───── Data for this task ─────
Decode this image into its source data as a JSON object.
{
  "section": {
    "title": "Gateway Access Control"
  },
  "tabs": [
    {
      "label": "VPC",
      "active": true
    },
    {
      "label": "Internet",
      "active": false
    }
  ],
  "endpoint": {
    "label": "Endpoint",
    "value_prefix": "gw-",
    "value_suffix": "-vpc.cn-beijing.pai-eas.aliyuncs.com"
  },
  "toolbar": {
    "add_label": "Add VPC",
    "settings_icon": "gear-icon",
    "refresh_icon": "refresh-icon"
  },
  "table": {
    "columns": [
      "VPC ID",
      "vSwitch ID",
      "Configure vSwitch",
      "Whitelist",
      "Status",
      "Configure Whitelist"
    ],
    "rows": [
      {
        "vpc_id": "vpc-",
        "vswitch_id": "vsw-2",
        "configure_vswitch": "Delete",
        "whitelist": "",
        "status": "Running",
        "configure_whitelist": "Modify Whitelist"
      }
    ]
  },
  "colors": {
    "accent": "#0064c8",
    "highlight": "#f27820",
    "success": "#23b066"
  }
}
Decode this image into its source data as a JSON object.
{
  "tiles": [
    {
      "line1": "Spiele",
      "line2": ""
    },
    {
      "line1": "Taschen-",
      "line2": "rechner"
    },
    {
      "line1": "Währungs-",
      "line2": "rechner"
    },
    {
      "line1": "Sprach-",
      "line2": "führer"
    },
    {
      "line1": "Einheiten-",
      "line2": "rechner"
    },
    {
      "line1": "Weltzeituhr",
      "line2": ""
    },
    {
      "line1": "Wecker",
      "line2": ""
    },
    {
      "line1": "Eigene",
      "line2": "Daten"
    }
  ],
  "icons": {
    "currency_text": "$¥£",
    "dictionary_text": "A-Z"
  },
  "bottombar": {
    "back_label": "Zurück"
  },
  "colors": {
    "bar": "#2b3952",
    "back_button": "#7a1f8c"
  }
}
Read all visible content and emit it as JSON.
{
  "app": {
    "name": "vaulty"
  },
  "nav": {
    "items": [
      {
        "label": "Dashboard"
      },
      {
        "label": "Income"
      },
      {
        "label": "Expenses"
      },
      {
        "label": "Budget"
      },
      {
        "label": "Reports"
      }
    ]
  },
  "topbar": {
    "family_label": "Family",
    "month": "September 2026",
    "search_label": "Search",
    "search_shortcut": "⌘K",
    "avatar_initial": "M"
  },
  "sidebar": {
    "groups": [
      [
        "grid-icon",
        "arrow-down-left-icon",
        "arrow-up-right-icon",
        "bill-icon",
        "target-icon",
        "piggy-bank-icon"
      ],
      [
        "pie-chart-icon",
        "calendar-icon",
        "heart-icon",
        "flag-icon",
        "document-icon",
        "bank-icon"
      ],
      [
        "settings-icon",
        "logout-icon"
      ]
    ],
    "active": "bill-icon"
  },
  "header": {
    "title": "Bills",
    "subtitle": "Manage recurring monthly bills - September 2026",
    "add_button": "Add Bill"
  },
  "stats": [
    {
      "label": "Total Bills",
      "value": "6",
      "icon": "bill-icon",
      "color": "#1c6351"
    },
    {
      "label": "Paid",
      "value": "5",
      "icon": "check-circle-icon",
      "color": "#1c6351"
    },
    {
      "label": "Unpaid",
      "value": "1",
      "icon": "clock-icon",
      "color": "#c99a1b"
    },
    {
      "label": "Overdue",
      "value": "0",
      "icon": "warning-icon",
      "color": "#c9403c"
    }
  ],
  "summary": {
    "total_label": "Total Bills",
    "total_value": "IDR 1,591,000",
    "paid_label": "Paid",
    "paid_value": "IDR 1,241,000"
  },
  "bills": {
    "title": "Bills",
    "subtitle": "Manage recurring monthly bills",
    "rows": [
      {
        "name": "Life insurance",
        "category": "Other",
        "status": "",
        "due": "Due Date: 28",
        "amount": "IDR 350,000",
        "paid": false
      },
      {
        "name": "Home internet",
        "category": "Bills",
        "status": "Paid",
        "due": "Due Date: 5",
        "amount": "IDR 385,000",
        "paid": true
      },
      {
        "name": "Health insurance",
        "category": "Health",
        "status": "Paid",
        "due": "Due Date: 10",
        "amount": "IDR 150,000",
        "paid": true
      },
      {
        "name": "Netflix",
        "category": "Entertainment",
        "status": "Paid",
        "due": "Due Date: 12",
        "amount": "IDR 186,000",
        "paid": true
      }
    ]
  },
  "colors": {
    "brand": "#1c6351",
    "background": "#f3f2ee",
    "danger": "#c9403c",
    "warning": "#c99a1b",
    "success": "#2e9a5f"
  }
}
─────
(Exercise) Reproduce each record shown above without altering a single word.

(Exercise result)
Decode this image into its source data as a JSON object.
{
  "section": {
    "title": "Gateway Access Control"
  },
  "tabs": [
    {
      "label": "VPC",
      "active": true
    },
    {
      "label": "Internet",
      "active": false
    }
  ],
  "endpoint": {
    "label": "Endpoint",
    "value_prefix": "gw-",
    "value_suffix": "-vpc.cn-beijing.pai-eas.aliyuncs.com"
  },
  "toolbar": {
    "add_label": "Add VPC",
    "settings_icon": "gear-icon",
    "refresh_icon": "refresh-icon"
  },
  "table": {
    "columns": [
      "VPC ID",
      "vSwitch ID",
      "Configure vSwitch",
      "Whitelist",
      "Status",
      "Configure Whitelist"
    ],
    "rows": [
      {
        "vpc_id": "vpc-",
        "vswitch_id": "vsw-2",
        "configure_vswitch": "Delete",
        "whitelist": "",
        "status": "Running",
        "configure_whitelist": "Modify Whitelist"
      }
    ]
  },
  "colors": {
    "accent": "#0064c8",
    "highlight": "#f27820",
    "success": "#23b066"
  }
}
Decode this image into its source data as a JSON object.
{
  "tiles": [
    {
      "line1": "Spiele",
      "line2": ""
    },
    {
      "line1": "Taschen-",
      "line2": "rechner"
    },
    {
      "line1": "Währungs-",
      "line2": "rechner"
    },
    {
      "line1": "Sprach-",
      "line2": "führer"
    },
    {
      "line1": "Einheiten-",
      "line2": "rechner"
    },
    {
      "line1": "Weltzeituhr",
      "line2": ""
    },
    {
      "line1": "Wecker",
      "line2": ""
    },
    {
      "line1": "Eigene",
      "line2": "Daten"
    }
  ],
  "icons": {
    "currency_text": "$¥£",
    "dictionary_text": "A-Z"
  },
  "bottombar": {
    "back_label": "Zurück"
  },
  "colors": {
    "bar": "#2b3952",
    "back_button": "#7a1f8c"
  }
}
Read all visible content and emit it as JSON.
{
  "app": {
    "name": "vaulty"
  },
  "nav": {
    "items": [
      {
        "label": "Dashboard"
      },
      {
        "label": "Income"
      },
      {
        "label": "Expenses"
      },
      {
        "label": "Budget"
      },
      {
        "label": "Reports"
      }
    ]
  },
  "topbar": {
    "family_label": "Family",
    "month": "September 2026",
    "search_label": "Search",
    "search_shortcut": "⌘K",
    "avatar_initial": "M"
  },
  "sidebar": {
    "groups": [
      [
        "grid-icon",
        "arrow-down-left-icon",
        "arrow-up-right-icon",
        "bill-icon",
        "target-icon",
        "piggy-bank-icon"
      ],
      [
        "pie-chart-icon",
        "calendar-icon",
        "heart-icon",
        "flag-icon",
        "document-icon",
        "bank-icon"
      ],
      [
        "settings-icon",
        "logout-icon"
      ]
    ],
    "active": "bill-icon"
  },
  "header": {
    "title": "Bills",
    "subtitle": "Manage recurring monthly bills - September 2026",
    "add_button": "Add Bill"
  },
  "stats": [
    {
      "label": "Total Bills",
      "value": "6",
      "icon": "bill-icon",
      "color": "#1c6351"
    },
    {
      "label": "Paid",
      "value": "5",
      "icon": "check-circle-icon",
      "color": "#1c6351"
    },
    {
      "label": "Unpaid",
      "value": "1",
      "icon": "clock-icon",
      "color": "#c99a1b"
    },
    {
      "label": "Overdue",
      "value": "0",
      "icon": "warning-icon",
      "color": "#c9403c"
    }
  ],
  "summary": {
    "total_label": "Total Bills",
    "total_value": "IDR 1,591,000",
    "paid_label": "Paid",
    "paid_value": "IDR 1,241,000"
  },
  "bills": {
    "title": "Bills",
    "subtitle": "Manage recurring monthly bills",
    "rows": [
      {
        "name": "Life insurance",
        "category": "Other",
        "status": "",
        "due": "Due Date: 28",
        "amount": "IDR 350,000",
        "paid": false
      },
      {
        "name": "Home internet",
        "category": "Bills",
        "status": "Paid",
        "due": "Due Date: 5",
        "amount": "IDR 385,000",
        "paid": true
      },
      {
        "name": "Health insurance",
        "category": "Health",
        "status": "Paid",
        "due": "Due Date: 10",
        "amount": "IDR 150,000",
        "paid": true
      },
      {
        "name": "Netflix",
        "category": "Entertainment",
        "status": "Paid",
        "due": "Due Date: 12",
        "amount": "IDR 186,000",
        "paid": true
      }
    ]
  },
  "colors": {
    "brand": "#1c6351",
    "background": "#f3f2ee",
    "danger": "#c9403c",
    "warning": "#c99a1b",
    "success": "#2e9a5f"
  }
}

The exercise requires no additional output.